**Task goal**
From the listing below, extract every line in which the word "ylabel" appears.

Rows from a dataset
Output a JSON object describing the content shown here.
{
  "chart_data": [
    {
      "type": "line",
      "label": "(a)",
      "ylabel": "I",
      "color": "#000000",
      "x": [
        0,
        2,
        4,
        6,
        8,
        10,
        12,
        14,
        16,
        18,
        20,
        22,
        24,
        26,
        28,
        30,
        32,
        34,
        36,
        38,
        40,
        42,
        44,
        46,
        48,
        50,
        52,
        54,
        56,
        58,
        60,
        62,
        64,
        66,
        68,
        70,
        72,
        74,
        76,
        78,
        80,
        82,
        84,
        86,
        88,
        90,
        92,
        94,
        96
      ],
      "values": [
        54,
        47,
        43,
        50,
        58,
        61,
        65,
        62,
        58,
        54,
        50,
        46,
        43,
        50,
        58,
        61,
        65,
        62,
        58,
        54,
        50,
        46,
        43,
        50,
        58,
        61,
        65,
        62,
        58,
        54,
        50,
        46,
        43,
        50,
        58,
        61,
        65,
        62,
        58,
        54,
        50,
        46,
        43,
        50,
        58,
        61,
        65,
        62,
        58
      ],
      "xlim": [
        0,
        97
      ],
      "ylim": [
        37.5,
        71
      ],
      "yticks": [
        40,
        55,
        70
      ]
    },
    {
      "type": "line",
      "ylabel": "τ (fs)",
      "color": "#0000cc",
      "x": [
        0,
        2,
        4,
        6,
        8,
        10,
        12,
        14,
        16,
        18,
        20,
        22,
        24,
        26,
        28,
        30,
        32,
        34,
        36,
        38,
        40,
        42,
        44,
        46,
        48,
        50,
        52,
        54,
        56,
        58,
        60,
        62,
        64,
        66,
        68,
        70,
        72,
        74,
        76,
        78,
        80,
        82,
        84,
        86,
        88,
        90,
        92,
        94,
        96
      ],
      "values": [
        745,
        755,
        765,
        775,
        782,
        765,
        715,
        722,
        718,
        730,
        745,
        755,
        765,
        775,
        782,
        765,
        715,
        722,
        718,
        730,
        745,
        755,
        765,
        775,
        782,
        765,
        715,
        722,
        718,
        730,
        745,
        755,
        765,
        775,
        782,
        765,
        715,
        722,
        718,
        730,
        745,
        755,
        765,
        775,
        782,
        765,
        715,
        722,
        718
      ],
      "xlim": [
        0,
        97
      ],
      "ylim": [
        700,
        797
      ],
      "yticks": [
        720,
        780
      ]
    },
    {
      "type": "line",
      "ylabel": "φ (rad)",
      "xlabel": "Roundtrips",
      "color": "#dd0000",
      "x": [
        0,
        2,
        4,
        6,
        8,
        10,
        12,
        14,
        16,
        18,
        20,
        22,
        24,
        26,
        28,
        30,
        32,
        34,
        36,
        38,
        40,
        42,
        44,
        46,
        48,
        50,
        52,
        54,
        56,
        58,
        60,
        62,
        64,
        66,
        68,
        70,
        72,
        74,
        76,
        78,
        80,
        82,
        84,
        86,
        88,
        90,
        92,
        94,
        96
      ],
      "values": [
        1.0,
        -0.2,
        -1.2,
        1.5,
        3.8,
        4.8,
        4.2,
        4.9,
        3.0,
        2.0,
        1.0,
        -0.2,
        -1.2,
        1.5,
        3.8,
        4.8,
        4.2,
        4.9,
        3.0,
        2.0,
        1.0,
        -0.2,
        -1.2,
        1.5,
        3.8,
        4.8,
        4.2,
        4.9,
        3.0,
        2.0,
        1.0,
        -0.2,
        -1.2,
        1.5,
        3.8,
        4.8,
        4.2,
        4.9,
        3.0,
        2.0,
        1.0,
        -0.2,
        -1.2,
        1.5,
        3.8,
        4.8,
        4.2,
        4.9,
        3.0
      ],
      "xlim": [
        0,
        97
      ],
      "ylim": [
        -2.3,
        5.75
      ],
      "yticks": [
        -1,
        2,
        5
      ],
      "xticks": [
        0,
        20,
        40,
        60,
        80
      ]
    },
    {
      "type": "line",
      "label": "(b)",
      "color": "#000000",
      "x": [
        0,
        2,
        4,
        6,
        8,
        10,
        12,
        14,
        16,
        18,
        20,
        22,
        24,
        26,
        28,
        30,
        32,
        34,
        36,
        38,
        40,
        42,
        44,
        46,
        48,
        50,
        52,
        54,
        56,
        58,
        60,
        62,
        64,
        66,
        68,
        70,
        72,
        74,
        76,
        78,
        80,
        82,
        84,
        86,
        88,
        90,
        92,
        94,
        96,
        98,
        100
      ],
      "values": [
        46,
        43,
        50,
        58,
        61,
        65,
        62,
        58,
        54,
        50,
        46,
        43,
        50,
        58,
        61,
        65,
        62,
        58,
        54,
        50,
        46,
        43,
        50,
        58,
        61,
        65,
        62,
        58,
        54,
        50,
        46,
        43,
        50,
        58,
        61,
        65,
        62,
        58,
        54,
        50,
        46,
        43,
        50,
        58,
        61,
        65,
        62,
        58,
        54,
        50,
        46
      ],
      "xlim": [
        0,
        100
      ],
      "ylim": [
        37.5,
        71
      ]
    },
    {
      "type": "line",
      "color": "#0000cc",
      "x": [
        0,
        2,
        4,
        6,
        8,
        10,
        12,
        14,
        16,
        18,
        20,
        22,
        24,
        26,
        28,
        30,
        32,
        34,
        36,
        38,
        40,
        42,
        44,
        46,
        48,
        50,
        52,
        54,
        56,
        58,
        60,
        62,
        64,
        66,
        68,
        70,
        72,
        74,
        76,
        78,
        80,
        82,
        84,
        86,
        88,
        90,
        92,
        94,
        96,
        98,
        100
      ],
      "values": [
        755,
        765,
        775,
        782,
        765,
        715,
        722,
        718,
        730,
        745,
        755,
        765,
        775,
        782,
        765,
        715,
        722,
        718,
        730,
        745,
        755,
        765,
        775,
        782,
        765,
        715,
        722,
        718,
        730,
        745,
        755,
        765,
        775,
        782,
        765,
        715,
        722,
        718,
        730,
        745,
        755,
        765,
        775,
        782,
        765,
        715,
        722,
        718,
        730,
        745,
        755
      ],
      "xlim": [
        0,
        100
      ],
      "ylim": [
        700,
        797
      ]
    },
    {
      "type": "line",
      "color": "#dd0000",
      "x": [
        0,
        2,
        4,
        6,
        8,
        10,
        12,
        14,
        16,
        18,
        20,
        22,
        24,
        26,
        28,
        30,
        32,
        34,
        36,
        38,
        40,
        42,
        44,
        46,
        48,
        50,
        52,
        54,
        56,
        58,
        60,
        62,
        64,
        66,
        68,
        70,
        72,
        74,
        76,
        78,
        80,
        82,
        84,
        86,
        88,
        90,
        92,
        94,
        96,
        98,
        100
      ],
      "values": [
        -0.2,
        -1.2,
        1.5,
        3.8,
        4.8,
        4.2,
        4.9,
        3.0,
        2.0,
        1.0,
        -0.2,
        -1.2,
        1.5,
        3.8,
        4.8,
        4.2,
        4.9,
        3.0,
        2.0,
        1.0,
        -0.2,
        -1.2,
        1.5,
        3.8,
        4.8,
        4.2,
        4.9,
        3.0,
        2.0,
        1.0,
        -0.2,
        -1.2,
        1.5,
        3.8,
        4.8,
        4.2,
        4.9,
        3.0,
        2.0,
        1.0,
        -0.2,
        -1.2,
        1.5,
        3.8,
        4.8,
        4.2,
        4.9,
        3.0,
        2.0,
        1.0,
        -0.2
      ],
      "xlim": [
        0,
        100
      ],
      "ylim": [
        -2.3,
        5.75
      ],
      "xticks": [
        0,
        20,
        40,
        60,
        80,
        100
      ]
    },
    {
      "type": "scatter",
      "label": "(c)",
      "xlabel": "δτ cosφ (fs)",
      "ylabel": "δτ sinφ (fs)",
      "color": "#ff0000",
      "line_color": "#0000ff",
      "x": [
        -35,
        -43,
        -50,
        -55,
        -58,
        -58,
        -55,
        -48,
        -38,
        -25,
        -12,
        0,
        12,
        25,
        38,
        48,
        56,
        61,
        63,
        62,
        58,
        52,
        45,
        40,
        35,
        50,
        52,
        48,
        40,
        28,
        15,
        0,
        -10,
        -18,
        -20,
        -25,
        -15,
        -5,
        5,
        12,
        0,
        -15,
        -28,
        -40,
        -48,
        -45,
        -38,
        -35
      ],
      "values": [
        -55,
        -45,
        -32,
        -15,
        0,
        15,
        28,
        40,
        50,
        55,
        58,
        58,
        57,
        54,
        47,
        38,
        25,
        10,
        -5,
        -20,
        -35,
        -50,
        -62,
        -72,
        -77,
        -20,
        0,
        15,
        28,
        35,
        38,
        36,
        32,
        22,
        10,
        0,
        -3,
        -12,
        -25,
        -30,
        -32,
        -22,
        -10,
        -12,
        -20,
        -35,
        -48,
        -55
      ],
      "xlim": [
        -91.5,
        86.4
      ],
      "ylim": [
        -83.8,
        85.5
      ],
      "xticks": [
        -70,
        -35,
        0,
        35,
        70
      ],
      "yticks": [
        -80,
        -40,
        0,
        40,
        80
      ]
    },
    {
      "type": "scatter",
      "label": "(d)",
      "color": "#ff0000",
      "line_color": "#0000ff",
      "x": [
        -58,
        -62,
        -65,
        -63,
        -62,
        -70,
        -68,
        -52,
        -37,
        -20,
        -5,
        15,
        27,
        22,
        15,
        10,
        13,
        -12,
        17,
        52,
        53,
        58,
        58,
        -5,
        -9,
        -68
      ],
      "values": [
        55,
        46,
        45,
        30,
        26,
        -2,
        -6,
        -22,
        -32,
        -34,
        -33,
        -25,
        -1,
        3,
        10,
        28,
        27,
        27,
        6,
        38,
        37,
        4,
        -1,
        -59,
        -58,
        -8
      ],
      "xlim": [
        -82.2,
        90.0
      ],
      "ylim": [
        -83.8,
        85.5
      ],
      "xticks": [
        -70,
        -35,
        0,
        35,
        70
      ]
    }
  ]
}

**Answer to this exercise**
      "ylabel": "I",
      "ylabel": "τ (fs)",
      "ylabel": "φ (rad)",
      "ylabel": "δτ sinφ (fs)",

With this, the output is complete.